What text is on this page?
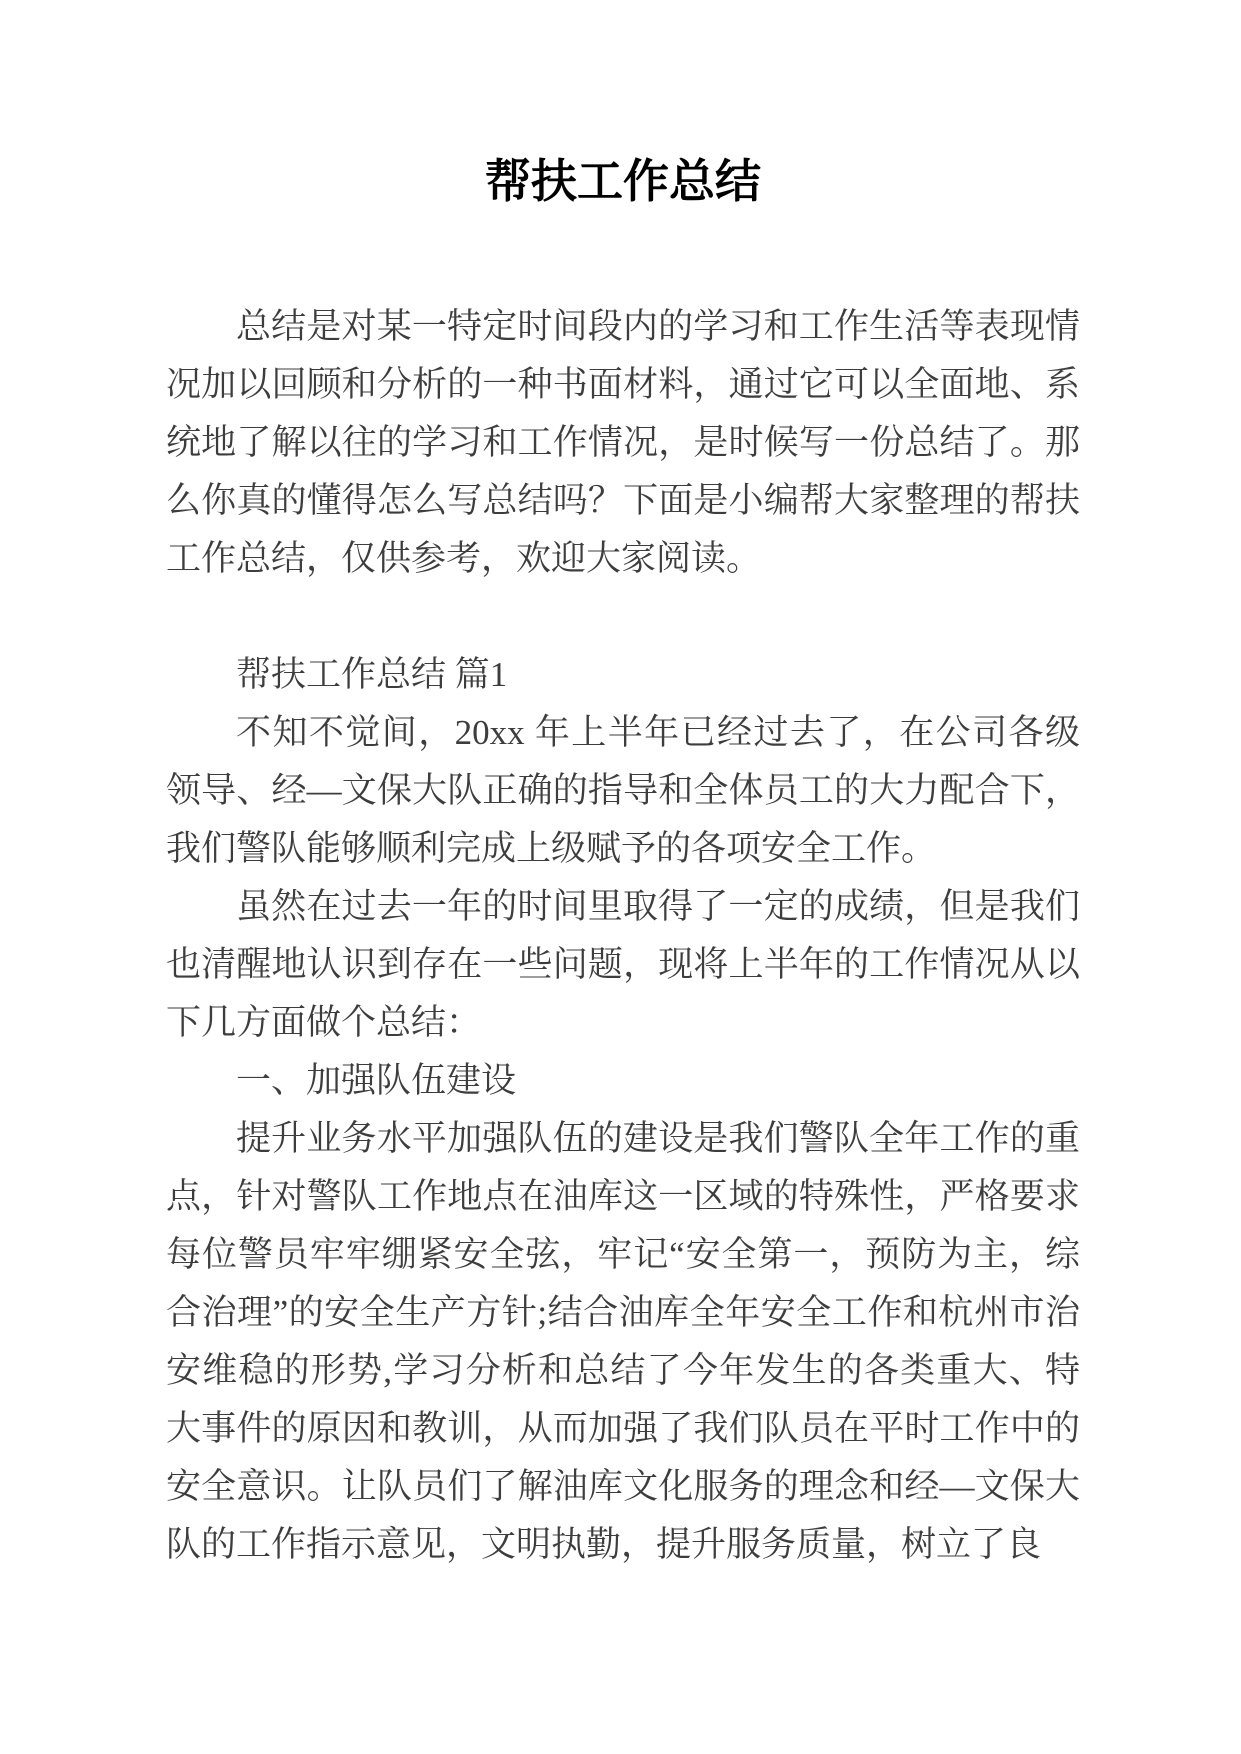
帮扶工作总结

总结是对某一特定时间段内的学习和工作生活等表现情况加以回顾和分析的一种书面材料，通过它可以全面地、系统地了解以往的学习和工作情况，是时候写一份总结了。那么你真的懂得怎么写总结吗？下面是小编帮大家整理的帮扶工作总结，仅供参考，欢迎大家阅读。

帮扶工作总结 篇1

不知不觉间，20xx 年上半年已经过去了，在公司各级领导、经—文保大队正确的指导和全体员工的大力配合下，我们警队能够顺利完成上级赋予的各项安全工作。

虽然在过去一年的时间里取得了一定的成绩，但是我们也清醒地认识到存在一些问题，现将上半年的工作情况从以下几方面做个总结：

一、加强队伍建设

提升业务水平加强队伍的建设是我们警队全年工作的重点，针对警队工作地点在油库这一区域的特殊性，严格要求每位警员牢牢绷紧安全弦，牢记“安全第一，预防为主，综合治理”的安全生产方针;结合油库全年安全工作和杭州市治安维稳的形势,学习分析和总结了今年发生的各类重大、特大事件的原因和教训，从而加强了我们队员在平时工作中的安全意识。让队员们了解油库文化服务的理念和经—文保大队的工作指示意见，文明执勤，提升服务质量，树立了良
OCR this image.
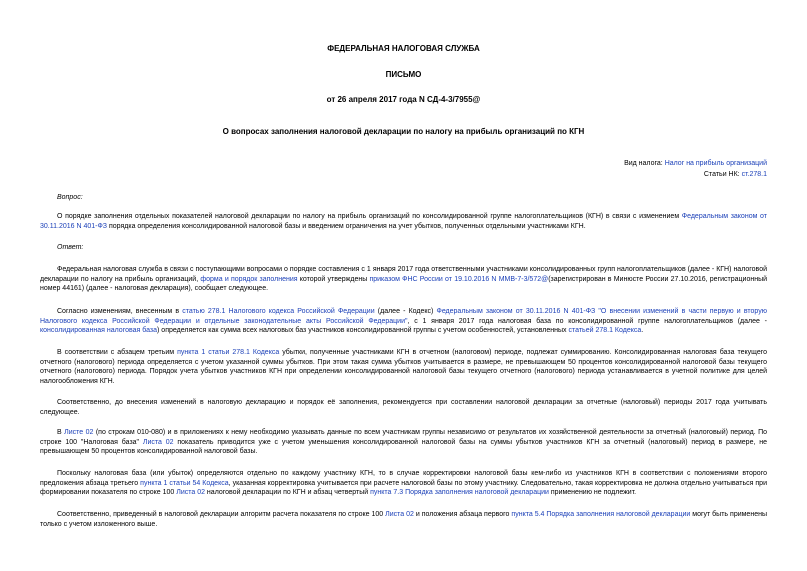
ФЕДЕРАЛЬНАЯ НАЛОГОВАЯ СЛУЖБА
ПИСЬМО
от 26 апреля 2017 года N СД-4-3/7955@
О вопросах заполнения налоговой декларации по налогу на прибыль организаций по КГН
Вид налога: Налог на прибыль организаций
Статьи НК: ст.278.1
Вопрос:
О порядке заполнения отдельных показателей налоговой декларации по налогу на прибыль организаций по консолидированной группе налогоплательщиков (КГН) в связи с изменением Федеральным законом от 30.11.2016 N 401-ФЗ порядка определения консолидированной налоговой базы и введением ограничения на учет убытков, полученных отдельными участниками КГН.
Ответ:
Федеральная налоговая служба в связи с поступающими вопросами о порядке составления с 1 января 2017 года ответственными участниками консолидированных групп налогоплательщиков (далее - КГН) налоговой декларации по налогу на прибыль организаций, форма и порядок заполнения которой утверждены приказом ФНС России от 19.10.2016 N ММВ-7-3/572@(зарегистрирован в Минюсте России 27.10.2016, регистрационный номер 44161) (далее - налоговая декларация), сообщает следующее.
Согласно изменениям, внесенным в статью 278.1 Налогового кодекса Российской Федерации (далее - Кодекс) Федеральным законом от 30.11.2016 N 401-ФЗ "О внесении изменений в части первую и вторую Налогового кодекса Российской Федерации и отдельные законодательные акты Российской Федерации", с 1 января 2017 года налоговая база по консолидированной группе налогоплательщиков (далее - консолидированная налоговая база) определяется как сумма всех налоговых баз участников консолидированной группы с учетом особенностей, установленных статьей 278.1 Кодекса.
В соответствии с абзацем третьим пункта 1 статьи 278.1 Кодекса убытки, полученные участниками КГН в отчетном (налоговом) периоде, подлежат суммированию. Консолидированная налоговая база текущего отчетного (налогового) периода определяется с учетом указанной суммы убытков. При этом такая сумма убытков учитывается в размере, не превышающем 50 процентов консолидированной налоговой базы текущего отчетного (налогового) периода. Порядок учета убытков участников КГН при определении консолидированной налоговой базы текущего отчетного (налогового) периода устанавливается в учетной политике для целей налогообложения КГН.
Соответственно, до внесения изменений в налоговую декларацию и порядок её заполнения, рекомендуется при составлении налоговой декларации за отчетные (налоговый) периоды 2017 года учитывать следующее.
В Листе 02 (по строкам 010-080) и в приложениях к нему необходимо указывать данные по всем участникам группы независимо от результатов их хозяйственной деятельности за отчетный (налоговый) период. По строке 100 "Налоговая база" Листа 02 показатель приводится уже с учетом уменьшения консолидированной налоговой базы на суммы убытков участников КГН за отчетный (налоговый) период в размере, не превышающем 50 процентов консолидированной налоговой базы.
Поскольку налоговая база (или убыток) определяются отдельно по каждому участнику КГН, то в случае корректировки налоговой базы кем-либо из участников КГН в соответствии с положениями второго предложения абзаца третьего пункта 1 статьи 54 Кодекса, указанная корректировка учитывается при расчете налоговой базы по этому участнику. Следовательно, такая корректировка не должна отдельно учитываться при формировании показателя по строке 100 Листа 02 налоговой декларации по КГН и абзац четвертый пункта 7.3 Порядка заполнения налоговой декларации применению не подлежит.
Соответственно, приведенный в налоговой декларации алгоритм расчета показателя по строке 100 Листа 02 и положения абзаца первого пункта 5.4 Порядка заполнения налоговой декларации могут быть применены только с учетом изложенного выше.
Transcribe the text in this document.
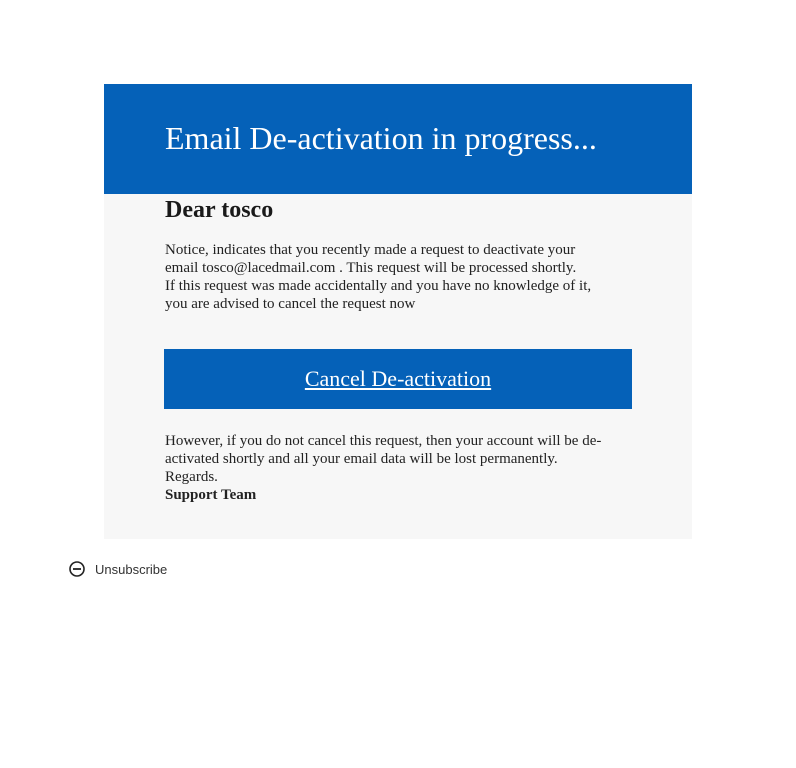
Email De-activation in progress...
Dear tosco
Notice, indicates that you recently made a request to deactivate your
email tosco@lacedmail.com . This request will be processed shortly.
If this request was made accidentally and you have no knowledge of it,
you are advised to cancel the request now
Cancel De-activation
However, if you do not cancel this request, then your account will be de-
activated shortly and all your email data will be lost permanently.
Regards.
Support Team
Unsubscribe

:: Brief ::
Pictures aside, set down the lines from the one containing "Transcribe the text in this document." through the end of the records above, exactly and only those.

:: Finished exercise ::
Transcribe the text in this document.
Email De-activation in progress...
Dear tosco
Notice, indicates that you recently made a request to deactivate your
email tosco@lacedmail.com . This request will be processed shortly.
If this request was made accidentally and you have no knowledge of it,
you are advised to cancel the request now
Cancel De-activation
However, if you do not cancel this request, then your account will be de-
activated shortly and all your email data will be lost permanently.
Regards.
Support Team
Unsubscribe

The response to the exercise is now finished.